Select every line containing the word "depression" from the material, and copy those lines.

**** Provided records

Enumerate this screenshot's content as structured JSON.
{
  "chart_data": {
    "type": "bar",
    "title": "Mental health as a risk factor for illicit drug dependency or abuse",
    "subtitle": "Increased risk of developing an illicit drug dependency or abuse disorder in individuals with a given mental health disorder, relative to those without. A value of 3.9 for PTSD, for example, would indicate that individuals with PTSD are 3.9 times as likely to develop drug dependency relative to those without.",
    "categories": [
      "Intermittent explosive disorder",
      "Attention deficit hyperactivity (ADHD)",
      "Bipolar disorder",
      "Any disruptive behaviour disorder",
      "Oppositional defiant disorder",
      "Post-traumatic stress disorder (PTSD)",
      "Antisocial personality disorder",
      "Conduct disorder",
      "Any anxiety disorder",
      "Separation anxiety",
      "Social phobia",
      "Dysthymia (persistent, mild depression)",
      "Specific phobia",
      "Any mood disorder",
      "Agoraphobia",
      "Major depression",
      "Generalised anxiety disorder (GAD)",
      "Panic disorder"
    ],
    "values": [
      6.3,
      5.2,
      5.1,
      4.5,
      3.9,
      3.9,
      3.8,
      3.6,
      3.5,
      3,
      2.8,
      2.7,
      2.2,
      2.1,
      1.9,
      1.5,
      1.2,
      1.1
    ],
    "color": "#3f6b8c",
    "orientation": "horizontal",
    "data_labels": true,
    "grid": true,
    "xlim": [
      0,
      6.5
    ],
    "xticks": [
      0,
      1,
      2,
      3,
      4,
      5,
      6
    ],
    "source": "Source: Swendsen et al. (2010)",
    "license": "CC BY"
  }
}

********

### Response to this exercise
      "Dysthymia (persistent, mild depression)",
      "Major depression",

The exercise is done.